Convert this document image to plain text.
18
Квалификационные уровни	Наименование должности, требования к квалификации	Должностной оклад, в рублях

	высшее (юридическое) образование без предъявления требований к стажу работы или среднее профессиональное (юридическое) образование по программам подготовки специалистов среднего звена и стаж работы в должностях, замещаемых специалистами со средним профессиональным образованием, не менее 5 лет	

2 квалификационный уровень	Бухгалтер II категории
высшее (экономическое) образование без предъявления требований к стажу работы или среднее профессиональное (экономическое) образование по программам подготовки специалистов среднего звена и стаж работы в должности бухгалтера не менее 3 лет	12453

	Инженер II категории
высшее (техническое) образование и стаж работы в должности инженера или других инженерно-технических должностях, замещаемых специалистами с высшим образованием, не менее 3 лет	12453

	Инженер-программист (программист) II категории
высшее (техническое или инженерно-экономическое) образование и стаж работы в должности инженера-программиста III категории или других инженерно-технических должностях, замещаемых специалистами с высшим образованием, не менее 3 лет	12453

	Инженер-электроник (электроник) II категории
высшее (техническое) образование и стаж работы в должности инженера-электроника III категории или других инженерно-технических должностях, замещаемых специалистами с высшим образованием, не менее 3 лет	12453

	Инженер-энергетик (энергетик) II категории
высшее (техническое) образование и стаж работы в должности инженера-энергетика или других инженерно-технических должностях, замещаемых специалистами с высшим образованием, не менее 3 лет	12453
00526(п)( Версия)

| GOAL |
Where a line holds "среднее", copy it out.

| RESULT FOR THIS TASK |
	высшее (юридическое) образование без предъявления требований к стажу работы или среднее профессиональное (юридическое) образование по программам подготовки специалистов среднего звена и стаж работы в должностях, замещаемых специалистами со средним профессиональным образованием, не менее 5 лет	
высшее (экономическое) образование без предъявления требований к стажу работы или среднее профессиональное (экономическое) образование по программам подготовки специалистов среднего звена и стаж работы в должности бухгалтера не менее 3 лет	12453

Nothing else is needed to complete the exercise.